TO DO: Retype everything in the listing, leaving each line exactly as it is.

DATA:
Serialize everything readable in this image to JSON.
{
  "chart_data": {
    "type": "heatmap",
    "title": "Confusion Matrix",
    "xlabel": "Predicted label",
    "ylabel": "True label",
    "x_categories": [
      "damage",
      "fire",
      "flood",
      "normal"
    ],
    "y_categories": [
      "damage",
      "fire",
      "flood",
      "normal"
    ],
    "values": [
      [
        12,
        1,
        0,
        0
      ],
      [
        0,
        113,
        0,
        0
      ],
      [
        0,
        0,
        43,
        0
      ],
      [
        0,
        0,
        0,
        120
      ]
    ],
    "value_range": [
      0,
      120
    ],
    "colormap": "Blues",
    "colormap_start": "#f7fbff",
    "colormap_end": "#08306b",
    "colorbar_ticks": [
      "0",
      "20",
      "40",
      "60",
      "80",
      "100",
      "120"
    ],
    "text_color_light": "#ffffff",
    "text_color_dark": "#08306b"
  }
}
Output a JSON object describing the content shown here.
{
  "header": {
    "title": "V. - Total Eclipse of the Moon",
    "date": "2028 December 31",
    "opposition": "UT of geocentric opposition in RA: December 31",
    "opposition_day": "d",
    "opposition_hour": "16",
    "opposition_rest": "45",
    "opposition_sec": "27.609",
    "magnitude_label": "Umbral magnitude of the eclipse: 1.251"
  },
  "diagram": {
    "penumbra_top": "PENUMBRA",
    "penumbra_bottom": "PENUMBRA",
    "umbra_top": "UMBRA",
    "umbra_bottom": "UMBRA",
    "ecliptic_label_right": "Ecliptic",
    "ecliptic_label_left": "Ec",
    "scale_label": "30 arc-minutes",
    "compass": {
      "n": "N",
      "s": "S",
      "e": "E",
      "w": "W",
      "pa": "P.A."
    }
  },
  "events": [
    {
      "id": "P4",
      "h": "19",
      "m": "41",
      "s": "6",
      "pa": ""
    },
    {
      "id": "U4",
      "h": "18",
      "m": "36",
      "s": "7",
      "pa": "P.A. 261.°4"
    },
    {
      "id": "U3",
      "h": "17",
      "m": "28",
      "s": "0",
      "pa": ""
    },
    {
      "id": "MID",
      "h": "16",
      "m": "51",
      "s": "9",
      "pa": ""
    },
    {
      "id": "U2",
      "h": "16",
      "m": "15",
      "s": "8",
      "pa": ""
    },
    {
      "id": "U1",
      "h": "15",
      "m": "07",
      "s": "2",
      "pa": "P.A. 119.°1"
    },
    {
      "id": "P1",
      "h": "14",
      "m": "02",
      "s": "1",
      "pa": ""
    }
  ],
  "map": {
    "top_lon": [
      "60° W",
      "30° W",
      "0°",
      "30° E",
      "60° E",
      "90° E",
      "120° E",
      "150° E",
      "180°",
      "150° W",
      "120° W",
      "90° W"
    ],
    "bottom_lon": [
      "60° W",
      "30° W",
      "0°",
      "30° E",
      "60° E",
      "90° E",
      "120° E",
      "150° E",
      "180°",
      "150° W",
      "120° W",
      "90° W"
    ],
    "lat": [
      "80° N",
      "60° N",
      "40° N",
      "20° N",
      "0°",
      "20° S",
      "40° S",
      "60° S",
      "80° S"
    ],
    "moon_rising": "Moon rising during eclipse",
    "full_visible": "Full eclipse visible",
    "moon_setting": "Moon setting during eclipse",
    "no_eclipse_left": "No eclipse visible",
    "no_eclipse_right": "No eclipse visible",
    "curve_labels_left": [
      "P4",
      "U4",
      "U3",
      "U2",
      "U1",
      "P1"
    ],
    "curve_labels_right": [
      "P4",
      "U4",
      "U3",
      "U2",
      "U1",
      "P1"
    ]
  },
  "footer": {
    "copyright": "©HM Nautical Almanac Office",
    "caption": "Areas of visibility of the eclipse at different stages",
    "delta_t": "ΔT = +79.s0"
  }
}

REPLY TO THE TASK:
Serialize everything readable in this image to JSON.
{
  "chart_data": {
    "type": "heatmap",
    "title": "Confusion Matrix",
    "xlabel": "Predicted label",
    "ylabel": "True label",
    "x_categories": [
      "damage",
      "fire",
      "flood",
      "normal"
    ],
    "y_categories": [
      "damage",
      "fire",
      "flood",
      "normal"
    ],
    "values": [
      [
        12,
        1,
        0,
        0
      ],
      [
        0,
        113,
        0,
        0
      ],
      [
        0,
        0,
        43,
        0
      ],
      [
        0,
        0,
        0,
        120
      ]
    ],
    "value_range": [
      0,
      120
    ],
    "colormap": "Blues",
    "colormap_start": "#f7fbff",
    "colormap_end": "#08306b",
    "colorbar_ticks": [
      "0",
      "20",
      "40",
      "60",
      "80",
      "100",
      "120"
    ],
    "text_color_light": "#ffffff",
    "text_color_dark": "#08306b"
  }
}
Output a JSON object describing the content shown here.
{
  "header": {
    "title": "V. - Total Eclipse of the Moon",
    "date": "2028 December 31",
    "opposition": "UT of geocentric opposition in RA: December 31",
    "opposition_day": "d",
    "opposition_hour": "16",
    "opposition_rest": "45",
    "opposition_sec": "27.609",
    "magnitude_label": "Umbral magnitude of the eclipse: 1.251"
  },
  "diagram": {
    "penumbra_top": "PENUMBRA",
    "penumbra_bottom": "PENUMBRA",
    "umbra_top": "UMBRA",
    "umbra_bottom": "UMBRA",
    "ecliptic_label_right": "Ecliptic",
    "ecliptic_label_left": "Ec",
    "scale_label": "30 arc-minutes",
    "compass": {
      "n": "N",
      "s": "S",
      "e": "E",
      "w": "W",
      "pa": "P.A."
    }
  },
  "events": [
    {
      "id": "P4",
      "h": "19",
      "m": "41",
      "s": "6",
      "pa": ""
    },
    {
      "id": "U4",
      "h": "18",
      "m": "36",
      "s": "7",
      "pa": "P.A. 261.°4"
    },
    {
      "id": "U3",
      "h": "17",
      "m": "28",
      "s": "0",
      "pa": ""
    },
    {
      "id": "MID",
      "h": "16",
      "m": "51",
      "s": "9",
      "pa": ""
    },
    {
      "id": "U2",
      "h": "16",
      "m": "15",
      "s": "8",
      "pa": ""
    },
    {
      "id": "U1",
      "h": "15",
      "m": "07",
      "s": "2",
      "pa": "P.A. 119.°1"
    },
    {
      "id": "P1",
      "h": "14",
      "m": "02",
      "s": "1",
      "pa": ""
    }
  ],
  "map": {
    "top_lon": [
      "60° W",
      "30° W",
      "0°",
      "30° E",
      "60° E",
      "90° E",
      "120° E",
      "150° E",
      "180°",
      "150° W",
      "120° W",
      "90° W"
    ],
    "bottom_lon": [
      "60° W",
      "30° W",
      "0°",
      "30° E",
      "60° E",
      "90° E",
      "120° E",
      "150° E",
      "180°",
      "150° W",
      "120° W",
      "90° W"
    ],
    "lat": [
      "80° N",
      "60° N",
      "40° N",
      "20° N",
      "0°",
      "20° S",
      "40° S",
      "60° S",
      "80° S"
    ],
    "moon_rising": "Moon rising during eclipse",
    "full_visible": "Full eclipse visible",
    "moon_setting": "Moon setting during eclipse",
    "no_eclipse_left": "No eclipse visible",
    "no_eclipse_right": "No eclipse visible",
    "curve_labels_left": [
      "P4",
      "U4",
      "U3",
      "U2",
      "U1",
      "P1"
    ],
    "curve_labels_right": [
      "P4",
      "U4",
      "U3",
      "U2",
      "U1",
      "P1"
    ]
  },
  "footer": {
    "copyright": "©HM Nautical Almanac Office",
    "caption": "Areas of visibility of the eclipse at different stages",
    "delta_t": "ΔT = +79.s0"
  }
}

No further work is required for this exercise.